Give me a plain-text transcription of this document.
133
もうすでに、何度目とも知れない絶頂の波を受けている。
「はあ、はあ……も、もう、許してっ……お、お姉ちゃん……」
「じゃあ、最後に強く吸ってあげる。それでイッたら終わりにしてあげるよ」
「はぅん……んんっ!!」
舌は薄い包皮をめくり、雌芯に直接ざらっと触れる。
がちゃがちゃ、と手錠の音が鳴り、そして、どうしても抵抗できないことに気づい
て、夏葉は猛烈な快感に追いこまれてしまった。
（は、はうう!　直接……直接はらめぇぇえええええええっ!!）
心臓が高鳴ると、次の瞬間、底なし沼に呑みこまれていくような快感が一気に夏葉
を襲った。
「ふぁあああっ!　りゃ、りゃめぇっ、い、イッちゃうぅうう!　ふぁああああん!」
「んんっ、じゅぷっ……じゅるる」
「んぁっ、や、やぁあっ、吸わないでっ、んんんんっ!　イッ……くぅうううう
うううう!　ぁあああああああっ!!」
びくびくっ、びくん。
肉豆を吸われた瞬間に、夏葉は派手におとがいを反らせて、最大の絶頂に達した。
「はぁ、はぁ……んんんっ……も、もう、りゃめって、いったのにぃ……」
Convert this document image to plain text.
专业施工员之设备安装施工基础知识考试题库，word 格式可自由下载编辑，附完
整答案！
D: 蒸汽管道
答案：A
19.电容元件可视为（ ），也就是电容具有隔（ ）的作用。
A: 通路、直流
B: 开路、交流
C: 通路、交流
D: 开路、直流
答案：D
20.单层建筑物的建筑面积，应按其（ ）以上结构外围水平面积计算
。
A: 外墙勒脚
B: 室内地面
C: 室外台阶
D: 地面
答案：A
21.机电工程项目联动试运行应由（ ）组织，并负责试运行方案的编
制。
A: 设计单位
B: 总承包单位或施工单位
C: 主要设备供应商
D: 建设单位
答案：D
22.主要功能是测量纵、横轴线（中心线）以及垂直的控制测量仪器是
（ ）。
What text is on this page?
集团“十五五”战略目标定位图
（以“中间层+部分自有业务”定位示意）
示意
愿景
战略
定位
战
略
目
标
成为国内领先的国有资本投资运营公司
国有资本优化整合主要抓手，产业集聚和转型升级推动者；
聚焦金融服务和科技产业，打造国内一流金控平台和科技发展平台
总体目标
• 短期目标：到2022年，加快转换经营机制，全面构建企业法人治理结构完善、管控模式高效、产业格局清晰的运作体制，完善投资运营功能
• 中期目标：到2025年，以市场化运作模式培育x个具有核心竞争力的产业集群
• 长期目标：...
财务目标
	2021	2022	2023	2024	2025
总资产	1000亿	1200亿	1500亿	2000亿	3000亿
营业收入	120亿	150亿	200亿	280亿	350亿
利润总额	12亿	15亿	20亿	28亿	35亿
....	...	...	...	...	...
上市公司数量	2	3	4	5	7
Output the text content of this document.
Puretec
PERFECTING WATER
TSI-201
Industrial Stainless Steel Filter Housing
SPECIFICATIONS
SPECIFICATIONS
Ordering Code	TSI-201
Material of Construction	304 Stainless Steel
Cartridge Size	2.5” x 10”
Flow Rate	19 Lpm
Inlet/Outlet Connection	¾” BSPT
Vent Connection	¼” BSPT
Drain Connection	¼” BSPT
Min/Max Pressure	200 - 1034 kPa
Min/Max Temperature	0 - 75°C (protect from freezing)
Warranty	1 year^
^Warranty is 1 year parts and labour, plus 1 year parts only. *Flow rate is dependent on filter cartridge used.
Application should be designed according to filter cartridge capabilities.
•••••
### PROBLEM STATEMENT
Output an exact copy of the lines beginning at the one that holds "What text is on this page?" and running through the final line of the records.

### OUTPUT FOR THIS TASK
What text is on this page?
集团“十五五”战略目标定位图
（以“中间层+部分自有业务”定位示意）
示意
愿景
战略
定位
战
略
目
标
成为国内领先的国有资本投资运营公司
国有资本优化整合主要抓手，产业集聚和转型升级推动者；
聚焦金融服务和科技产业，打造国内一流金控平台和科技发展平台
总体目标
• 短期目标：到2022年，加快转换经营机制，全面构建企业法人治理结构完善、管控模式高效、产业格局清晰的运作体制，完善投资运营功能
• 中期目标：到2025年，以市场化运作模式培育x个具有核心竞争力的产业集群
• 长期目标：...
财务目标
	2021	2022	2023	2024	2025
总资产	1000亿	1200亿	1500亿	2000亿	3000亿
营业收入	120亿	150亿	200亿	280亿	350亿
利润总额	12亿	15亿	20亿	28亿	35亿
....	...	...	...	...	...
上市公司数量	2	3	4	5	7
Output the text content of this document.
Puretec
PERFECTING WATER
TSI-201
Industrial Stainless Steel Filter Housing
SPECIFICATIONS
SPECIFICATIONS
Ordering Code	TSI-201
Material of Construction	304 Stainless Steel
Cartridge Size	2.5” x 10”
Flow Rate	19 Lpm
Inlet/Outlet Connection	¾” BSPT
Vent Connection	¼” BSPT
Drain Connection	¼” BSPT
Min/Max Pressure	200 - 1034 kPa
Min/Max Temperature	0 - 75°C (protect from freezing)
Warranty	1 year^
^Warranty is 1 year parts and labour, plus 1 year parts only. *Flow rate is dependent on filter cartridge used.
Application should be designed according to filter cartridge capabilities.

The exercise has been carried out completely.